# Task data
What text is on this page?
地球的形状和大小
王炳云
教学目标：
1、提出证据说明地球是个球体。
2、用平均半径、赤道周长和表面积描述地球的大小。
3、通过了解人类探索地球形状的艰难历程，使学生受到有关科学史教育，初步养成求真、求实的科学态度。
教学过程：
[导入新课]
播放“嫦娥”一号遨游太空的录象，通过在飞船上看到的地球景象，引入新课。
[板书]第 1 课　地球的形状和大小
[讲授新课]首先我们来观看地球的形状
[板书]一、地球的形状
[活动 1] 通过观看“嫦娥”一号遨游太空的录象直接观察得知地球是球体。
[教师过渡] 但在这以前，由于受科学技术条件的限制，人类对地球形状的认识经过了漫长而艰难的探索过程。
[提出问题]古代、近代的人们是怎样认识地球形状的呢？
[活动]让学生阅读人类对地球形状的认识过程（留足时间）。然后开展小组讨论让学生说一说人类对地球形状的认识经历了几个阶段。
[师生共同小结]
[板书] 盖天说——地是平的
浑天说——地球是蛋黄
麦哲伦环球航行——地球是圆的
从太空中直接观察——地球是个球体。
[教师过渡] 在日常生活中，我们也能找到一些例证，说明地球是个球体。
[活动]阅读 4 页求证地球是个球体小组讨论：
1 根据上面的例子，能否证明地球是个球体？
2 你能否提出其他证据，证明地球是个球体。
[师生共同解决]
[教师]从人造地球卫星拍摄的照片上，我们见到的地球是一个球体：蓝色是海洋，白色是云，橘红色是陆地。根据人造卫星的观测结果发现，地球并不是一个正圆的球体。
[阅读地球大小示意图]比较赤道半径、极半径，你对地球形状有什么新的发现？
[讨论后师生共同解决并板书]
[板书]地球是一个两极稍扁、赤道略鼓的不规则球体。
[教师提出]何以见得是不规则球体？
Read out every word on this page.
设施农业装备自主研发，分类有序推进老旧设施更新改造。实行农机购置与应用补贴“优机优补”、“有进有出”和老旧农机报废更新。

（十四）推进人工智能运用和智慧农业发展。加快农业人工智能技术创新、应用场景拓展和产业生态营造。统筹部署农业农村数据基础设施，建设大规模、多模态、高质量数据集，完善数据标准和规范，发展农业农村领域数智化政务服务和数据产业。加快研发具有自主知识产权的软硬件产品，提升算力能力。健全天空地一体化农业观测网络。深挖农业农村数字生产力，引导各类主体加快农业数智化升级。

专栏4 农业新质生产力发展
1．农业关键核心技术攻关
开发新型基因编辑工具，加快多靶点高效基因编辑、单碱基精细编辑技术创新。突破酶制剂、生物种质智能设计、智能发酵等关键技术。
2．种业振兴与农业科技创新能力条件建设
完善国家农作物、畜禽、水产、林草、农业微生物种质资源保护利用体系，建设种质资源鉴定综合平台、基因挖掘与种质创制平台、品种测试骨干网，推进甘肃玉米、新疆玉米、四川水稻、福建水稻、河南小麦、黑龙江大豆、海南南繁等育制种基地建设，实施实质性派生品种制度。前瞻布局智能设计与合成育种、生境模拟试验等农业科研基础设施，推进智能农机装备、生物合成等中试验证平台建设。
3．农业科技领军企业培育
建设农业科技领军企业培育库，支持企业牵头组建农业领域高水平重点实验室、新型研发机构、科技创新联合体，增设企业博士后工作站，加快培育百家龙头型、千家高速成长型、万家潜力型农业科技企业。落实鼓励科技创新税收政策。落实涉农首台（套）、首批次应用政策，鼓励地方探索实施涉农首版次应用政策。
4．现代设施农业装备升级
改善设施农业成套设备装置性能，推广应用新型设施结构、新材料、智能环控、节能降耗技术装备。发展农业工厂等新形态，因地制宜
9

# Short problem
Hand back the material above in full, exactly as written.

# Answer to the task
What text is on this page?
地球的形状和大小
王炳云
教学目标：
1、提出证据说明地球是个球体。
2、用平均半径、赤道周长和表面积描述地球的大小。
3、通过了解人类探索地球形状的艰难历程，使学生受到有关科学史教育，初步养成求真、求实的科学态度。
教学过程：
[导入新课]
播放“嫦娥”一号遨游太空的录象，通过在飞船上看到的地球景象，引入新课。
[板书]第 1 课　地球的形状和大小
[讲授新课]首先我们来观看地球的形状
[板书]一、地球的形状
[活动 1] 通过观看“嫦娥”一号遨游太空的录象直接观察得知地球是球体。
[教师过渡] 但在这以前，由于受科学技术条件的限制，人类对地球形状的认识经过了漫长而艰难的探索过程。
[提出问题]古代、近代的人们是怎样认识地球形状的呢？
[活动]让学生阅读人类对地球形状的认识过程（留足时间）。然后开展小组讨论让学生说一说人类对地球形状的认识经历了几个阶段。
[师生共同小结]
[板书] 盖天说——地是平的
浑天说——地球是蛋黄
麦哲伦环球航行——地球是圆的
从太空中直接观察——地球是个球体。
[教师过渡] 在日常生活中，我们也能找到一些例证，说明地球是个球体。
[活动]阅读 4 页求证地球是个球体小组讨论：
1 根据上面的例子，能否证明地球是个球体？
2 你能否提出其他证据，证明地球是个球体。
[师生共同解决]
[教师]从人造地球卫星拍摄的照片上，我们见到的地球是一个球体：蓝色是海洋，白色是云，橘红色是陆地。根据人造卫星的观测结果发现，地球并不是一个正圆的球体。
[阅读地球大小示意图]比较赤道半径、极半径，你对地球形状有什么新的发现？
[讨论后师生共同解决并板书]
[板书]地球是一个两极稍扁、赤道略鼓的不规则球体。
[教师提出]何以见得是不规则球体？
Read out every word on this page.
设施农业装备自主研发，分类有序推进老旧设施更新改造。实行农机购置与应用补贴“优机优补”、“有进有出”和老旧农机报废更新。

（十四）推进人工智能运用和智慧农业发展。加快农业人工智能技术创新、应用场景拓展和产业生态营造。统筹部署农业农村数据基础设施，建设大规模、多模态、高质量数据集，完善数据标准和规范，发展农业农村领域数智化政务服务和数据产业。加快研发具有自主知识产权的软硬件产品，提升算力能力。健全天空地一体化农业观测网络。深挖农业农村数字生产力，引导各类主体加快农业数智化升级。

专栏4 农业新质生产力发展
1．农业关键核心技术攻关
开发新型基因编辑工具，加快多靶点高效基因编辑、单碱基精细编辑技术创新。突破酶制剂、生物种质智能设计、智能发酵等关键技术。
2．种业振兴与农业科技创新能力条件建设
完善国家农作物、畜禽、水产、林草、农业微生物种质资源保护利用体系，建设种质资源鉴定综合平台、基因挖掘与种质创制平台、品种测试骨干网，推进甘肃玉米、新疆玉米、四川水稻、福建水稻、河南小麦、黑龙江大豆、海南南繁等育制种基地建设，实施实质性派生品种制度。前瞻布局智能设计与合成育种、生境模拟试验等农业科研基础设施，推进智能农机装备、生物合成等中试验证平台建设。
3．农业科技领军企业培育
建设农业科技领军企业培育库，支持企业牵头组建农业领域高水平重点实验室、新型研发机构、科技创新联合体，增设企业博士后工作站，加快培育百家龙头型、千家高速成长型、万家潜力型农业科技企业。落实鼓励科技创新税收政策。落实涉农首台（套）、首批次应用政策，鼓励地方探索实施涉农首版次应用政策。
4．现代设施农业装备升级
改善设施农业成套设备装置性能，推广应用新型设施结构、新材料、智能环控、节能降耗技术装备。发展农业工厂等新形态，因地制宜
9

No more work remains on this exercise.